→ **Task**
Filter the listing and keep only the lines with the word "factor".

>>>

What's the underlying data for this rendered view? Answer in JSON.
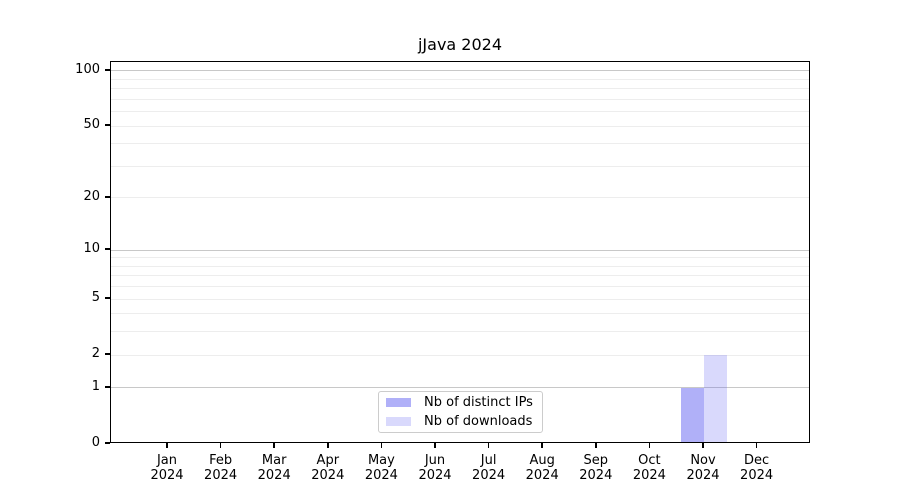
{
  "chart_data": {
    "type": "bar",
    "title": "jJava 2024",
    "categories": [
      "Jan",
      "Feb",
      "Mar",
      "Apr",
      "May",
      "Jun",
      "Jul",
      "Aug",
      "Sep",
      "Oct",
      "Nov",
      "Dec"
    ],
    "x_tick_second_line": "2024",
    "series": [
      {
        "name": "Nb of distinct IPs",
        "color": "rgba(80,80,240,0.45)",
        "values": [
          0,
          0,
          0,
          0,
          0,
          0,
          0,
          0,
          0,
          0,
          1,
          0
        ]
      },
      {
        "name": "Nb of downloads",
        "color": "rgba(80,80,240,0.22)",
        "values": [
          0,
          0,
          0,
          0,
          0,
          0,
          0,
          0,
          0,
          0,
          2,
          0
        ]
      }
    ],
    "y_scale": "log10(1+v)",
    "ylim": [
      0,
      112
    ],
    "y_ticks": [
      0,
      1,
      2,
      5,
      10,
      20,
      50,
      100
    ],
    "y_major_gridlines": [
      1,
      10,
      100
    ],
    "y_minor_gridlines": [
      2,
      3,
      4,
      5,
      6,
      7,
      8,
      9,
      20,
      30,
      40,
      50,
      60,
      70,
      80,
      90
    ],
    "grid_major_color": "#c8c8c8",
    "grid_minor_color": "#ededed",
    "axis_color": "#000000",
    "legend_position": "bottom-center",
    "grid": "on"
  }
}
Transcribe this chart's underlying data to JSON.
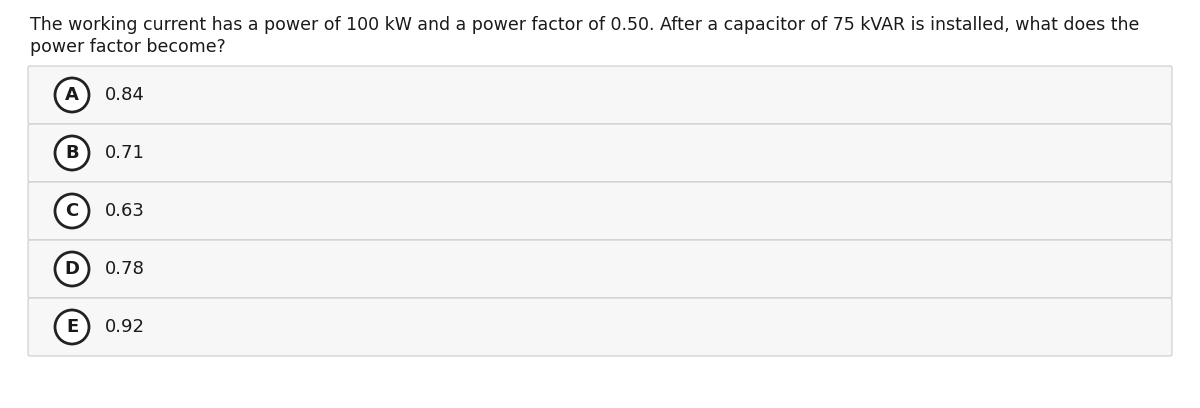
{
  "question_line1": "The working current has a power of 100 kW and a power factor of 0.50. After a capacitor of 75 kVAR is installed, what does the",
  "question_line2": "power factor become?",
  "options": [
    {
      "label": "A",
      "value": "0.84"
    },
    {
      "label": "B",
      "value": "0.71"
    },
    {
      "label": "C",
      "value": "0.63"
    },
    {
      "label": "D",
      "value": "0.78"
    },
    {
      "label": "E",
      "value": "0.92"
    }
  ],
  "bg_color": "#ffffff",
  "option_bg_color": "#f7f7f7",
  "option_border_color": "#cccccc",
  "text_color": "#1a1a1a",
  "circle_edge_color": "#222222",
  "circle_face_color": "#ffffff",
  "question_fontsize": 12.5,
  "option_fontsize": 13.0,
  "label_fontsize": 13.0
}
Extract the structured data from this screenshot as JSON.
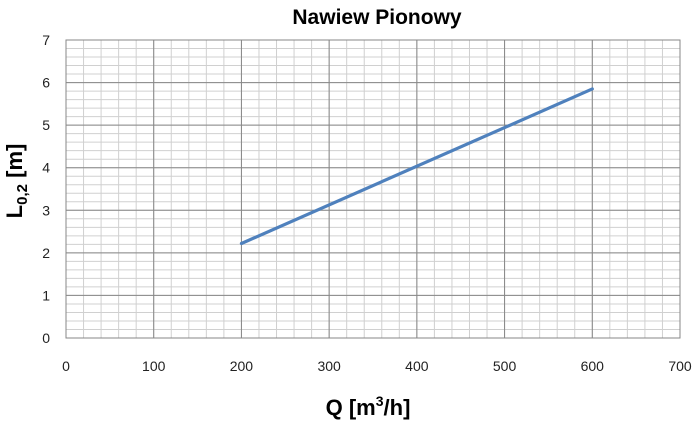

<<<

→ **Task solution**
  "question_line1": "The working current has a power of 100 kW and a power factor of 0.50. After a capacitor of 75 kVAR is installed, what does the",
  "question_line2": "power factor become?",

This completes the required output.